(Task goal):
Determine which lines contain the word "JSON", then copy those lines.

━━━ Given data

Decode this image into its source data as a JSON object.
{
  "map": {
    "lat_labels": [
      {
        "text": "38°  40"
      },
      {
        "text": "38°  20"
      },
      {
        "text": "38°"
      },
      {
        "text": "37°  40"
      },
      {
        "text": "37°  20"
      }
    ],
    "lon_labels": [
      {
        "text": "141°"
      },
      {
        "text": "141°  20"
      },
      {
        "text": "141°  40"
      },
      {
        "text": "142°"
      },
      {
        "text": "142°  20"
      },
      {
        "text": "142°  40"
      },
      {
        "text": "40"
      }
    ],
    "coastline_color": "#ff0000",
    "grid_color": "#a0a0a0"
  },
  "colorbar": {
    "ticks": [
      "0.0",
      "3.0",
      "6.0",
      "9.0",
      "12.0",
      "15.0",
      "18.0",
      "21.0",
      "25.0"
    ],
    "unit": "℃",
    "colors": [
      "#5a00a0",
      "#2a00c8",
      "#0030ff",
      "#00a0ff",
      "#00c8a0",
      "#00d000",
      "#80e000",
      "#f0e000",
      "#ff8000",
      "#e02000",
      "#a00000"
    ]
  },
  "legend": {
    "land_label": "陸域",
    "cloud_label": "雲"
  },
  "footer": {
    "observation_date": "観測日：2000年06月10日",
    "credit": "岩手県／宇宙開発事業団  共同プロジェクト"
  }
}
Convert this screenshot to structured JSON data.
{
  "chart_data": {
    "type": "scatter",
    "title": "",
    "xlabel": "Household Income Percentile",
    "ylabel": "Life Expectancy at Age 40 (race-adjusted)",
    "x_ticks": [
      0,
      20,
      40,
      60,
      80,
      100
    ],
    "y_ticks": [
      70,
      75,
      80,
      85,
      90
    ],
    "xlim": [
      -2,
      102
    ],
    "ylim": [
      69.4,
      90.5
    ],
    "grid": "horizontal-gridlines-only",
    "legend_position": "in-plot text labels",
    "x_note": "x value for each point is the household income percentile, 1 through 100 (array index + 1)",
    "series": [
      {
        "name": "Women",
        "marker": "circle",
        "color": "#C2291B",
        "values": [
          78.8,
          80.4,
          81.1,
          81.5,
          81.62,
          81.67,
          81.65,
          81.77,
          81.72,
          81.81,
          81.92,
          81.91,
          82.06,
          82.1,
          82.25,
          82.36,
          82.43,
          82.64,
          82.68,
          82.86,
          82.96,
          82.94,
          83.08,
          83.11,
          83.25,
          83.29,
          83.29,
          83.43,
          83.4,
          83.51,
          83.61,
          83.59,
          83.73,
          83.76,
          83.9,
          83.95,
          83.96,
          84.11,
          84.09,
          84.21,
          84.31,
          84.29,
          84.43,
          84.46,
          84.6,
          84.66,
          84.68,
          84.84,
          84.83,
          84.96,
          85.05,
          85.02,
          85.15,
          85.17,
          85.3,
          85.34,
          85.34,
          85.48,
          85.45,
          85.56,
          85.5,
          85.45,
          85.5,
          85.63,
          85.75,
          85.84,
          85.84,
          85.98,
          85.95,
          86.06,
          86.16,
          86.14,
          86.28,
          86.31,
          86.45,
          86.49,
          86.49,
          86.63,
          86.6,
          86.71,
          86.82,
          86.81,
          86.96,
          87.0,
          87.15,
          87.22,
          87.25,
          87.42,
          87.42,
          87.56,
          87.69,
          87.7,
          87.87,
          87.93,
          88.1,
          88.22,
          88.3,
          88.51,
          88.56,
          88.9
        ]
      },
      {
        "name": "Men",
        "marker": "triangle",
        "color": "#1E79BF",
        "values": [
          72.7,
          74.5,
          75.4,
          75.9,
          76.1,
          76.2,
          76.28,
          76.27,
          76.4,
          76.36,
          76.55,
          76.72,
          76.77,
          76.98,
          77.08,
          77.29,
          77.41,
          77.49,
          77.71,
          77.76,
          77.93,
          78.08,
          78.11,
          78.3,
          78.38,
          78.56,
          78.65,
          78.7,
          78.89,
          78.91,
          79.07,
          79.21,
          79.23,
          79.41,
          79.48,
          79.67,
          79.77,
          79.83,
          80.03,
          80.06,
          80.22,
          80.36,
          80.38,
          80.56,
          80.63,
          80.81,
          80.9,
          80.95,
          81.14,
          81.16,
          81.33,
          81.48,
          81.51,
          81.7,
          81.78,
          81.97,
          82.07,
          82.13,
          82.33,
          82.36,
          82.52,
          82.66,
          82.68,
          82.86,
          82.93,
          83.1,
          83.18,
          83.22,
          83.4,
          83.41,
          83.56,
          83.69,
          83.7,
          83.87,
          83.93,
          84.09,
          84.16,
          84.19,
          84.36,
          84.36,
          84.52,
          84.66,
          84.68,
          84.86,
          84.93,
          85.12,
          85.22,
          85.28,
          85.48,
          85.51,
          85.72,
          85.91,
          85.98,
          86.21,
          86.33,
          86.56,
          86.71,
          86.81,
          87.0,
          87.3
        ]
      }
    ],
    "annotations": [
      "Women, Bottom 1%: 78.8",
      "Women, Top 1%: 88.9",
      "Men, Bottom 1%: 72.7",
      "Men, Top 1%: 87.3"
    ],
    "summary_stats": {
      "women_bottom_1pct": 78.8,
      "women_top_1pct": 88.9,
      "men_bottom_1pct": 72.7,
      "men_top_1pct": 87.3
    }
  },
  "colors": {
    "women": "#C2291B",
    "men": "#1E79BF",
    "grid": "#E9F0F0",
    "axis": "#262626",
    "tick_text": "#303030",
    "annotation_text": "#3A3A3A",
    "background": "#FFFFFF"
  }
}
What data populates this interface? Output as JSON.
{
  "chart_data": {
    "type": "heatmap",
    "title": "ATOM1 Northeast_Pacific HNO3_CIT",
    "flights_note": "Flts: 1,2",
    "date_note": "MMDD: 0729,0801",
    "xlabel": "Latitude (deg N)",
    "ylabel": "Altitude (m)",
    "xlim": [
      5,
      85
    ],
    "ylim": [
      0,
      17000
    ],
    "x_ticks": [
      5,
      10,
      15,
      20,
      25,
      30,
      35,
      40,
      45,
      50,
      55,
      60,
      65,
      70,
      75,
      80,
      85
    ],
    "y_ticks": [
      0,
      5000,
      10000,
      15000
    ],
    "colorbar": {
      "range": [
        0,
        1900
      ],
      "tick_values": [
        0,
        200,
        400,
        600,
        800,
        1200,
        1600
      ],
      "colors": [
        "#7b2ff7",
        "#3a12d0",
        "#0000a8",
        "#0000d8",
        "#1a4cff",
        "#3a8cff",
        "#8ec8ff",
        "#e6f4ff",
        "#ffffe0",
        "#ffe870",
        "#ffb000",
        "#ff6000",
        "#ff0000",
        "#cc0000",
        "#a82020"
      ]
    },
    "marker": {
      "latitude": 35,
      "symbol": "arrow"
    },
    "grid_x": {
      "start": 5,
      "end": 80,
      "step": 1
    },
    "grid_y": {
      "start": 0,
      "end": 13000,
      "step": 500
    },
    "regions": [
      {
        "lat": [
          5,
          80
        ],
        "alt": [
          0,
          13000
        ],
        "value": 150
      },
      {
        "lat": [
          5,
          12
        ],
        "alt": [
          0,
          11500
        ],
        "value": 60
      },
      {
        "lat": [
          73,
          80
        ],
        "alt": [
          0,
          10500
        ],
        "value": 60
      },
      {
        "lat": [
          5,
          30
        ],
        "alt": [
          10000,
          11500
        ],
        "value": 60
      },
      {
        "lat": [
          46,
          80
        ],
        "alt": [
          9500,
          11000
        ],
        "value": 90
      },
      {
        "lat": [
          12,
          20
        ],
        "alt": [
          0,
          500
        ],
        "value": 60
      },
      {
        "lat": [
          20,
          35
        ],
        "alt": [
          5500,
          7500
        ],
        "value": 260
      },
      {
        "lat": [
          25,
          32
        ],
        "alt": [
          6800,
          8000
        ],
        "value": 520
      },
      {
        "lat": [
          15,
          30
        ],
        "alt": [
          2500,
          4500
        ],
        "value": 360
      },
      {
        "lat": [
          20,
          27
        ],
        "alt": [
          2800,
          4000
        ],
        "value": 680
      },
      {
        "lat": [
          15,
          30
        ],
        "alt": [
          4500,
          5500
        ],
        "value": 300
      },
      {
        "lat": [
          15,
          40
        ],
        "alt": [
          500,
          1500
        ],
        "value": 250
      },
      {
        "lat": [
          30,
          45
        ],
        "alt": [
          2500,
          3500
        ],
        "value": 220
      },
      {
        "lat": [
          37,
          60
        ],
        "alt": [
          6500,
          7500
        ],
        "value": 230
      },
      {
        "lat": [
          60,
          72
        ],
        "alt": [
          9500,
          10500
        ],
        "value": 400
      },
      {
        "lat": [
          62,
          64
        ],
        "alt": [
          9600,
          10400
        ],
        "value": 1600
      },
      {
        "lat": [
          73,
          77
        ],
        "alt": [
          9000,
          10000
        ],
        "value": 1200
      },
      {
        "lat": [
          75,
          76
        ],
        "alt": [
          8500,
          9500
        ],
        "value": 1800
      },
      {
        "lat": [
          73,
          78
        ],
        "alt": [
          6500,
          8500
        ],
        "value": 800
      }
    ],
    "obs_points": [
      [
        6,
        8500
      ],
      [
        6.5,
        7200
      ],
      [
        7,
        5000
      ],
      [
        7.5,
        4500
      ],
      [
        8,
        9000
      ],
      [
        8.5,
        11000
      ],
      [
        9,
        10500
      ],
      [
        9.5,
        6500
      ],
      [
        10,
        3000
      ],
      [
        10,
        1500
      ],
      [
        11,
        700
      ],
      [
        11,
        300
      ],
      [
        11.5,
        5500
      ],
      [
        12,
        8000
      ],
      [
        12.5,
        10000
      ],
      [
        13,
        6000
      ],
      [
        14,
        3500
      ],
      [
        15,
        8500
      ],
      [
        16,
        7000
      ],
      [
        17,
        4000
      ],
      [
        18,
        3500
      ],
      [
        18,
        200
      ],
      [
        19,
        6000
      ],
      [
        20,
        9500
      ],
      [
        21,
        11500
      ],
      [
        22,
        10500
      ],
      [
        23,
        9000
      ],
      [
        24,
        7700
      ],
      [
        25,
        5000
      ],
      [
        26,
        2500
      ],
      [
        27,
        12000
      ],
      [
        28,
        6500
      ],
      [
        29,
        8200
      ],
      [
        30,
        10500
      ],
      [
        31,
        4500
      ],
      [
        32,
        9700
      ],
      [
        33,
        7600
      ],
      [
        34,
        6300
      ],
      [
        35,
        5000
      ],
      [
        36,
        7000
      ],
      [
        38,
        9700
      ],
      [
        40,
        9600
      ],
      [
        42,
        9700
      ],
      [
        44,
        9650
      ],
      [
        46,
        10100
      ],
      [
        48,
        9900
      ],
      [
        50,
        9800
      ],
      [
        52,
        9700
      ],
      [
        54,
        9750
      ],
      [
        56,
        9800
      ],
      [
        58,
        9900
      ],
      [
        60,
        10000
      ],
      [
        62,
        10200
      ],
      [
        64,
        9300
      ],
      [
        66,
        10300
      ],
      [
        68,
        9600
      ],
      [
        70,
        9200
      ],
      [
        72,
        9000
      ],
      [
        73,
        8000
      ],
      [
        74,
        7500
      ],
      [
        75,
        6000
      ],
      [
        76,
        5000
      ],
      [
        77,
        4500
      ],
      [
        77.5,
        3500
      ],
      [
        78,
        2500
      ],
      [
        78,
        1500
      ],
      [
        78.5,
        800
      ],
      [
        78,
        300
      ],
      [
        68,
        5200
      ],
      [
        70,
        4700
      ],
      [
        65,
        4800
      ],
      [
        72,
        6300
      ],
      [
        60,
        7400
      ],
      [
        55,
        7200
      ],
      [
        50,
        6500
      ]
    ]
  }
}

━━━━━━

(Output):
Decode this image into its source data as a JSON object.
Convert this screenshot to structured JSON data.
What data populates this interface? Output as JSON.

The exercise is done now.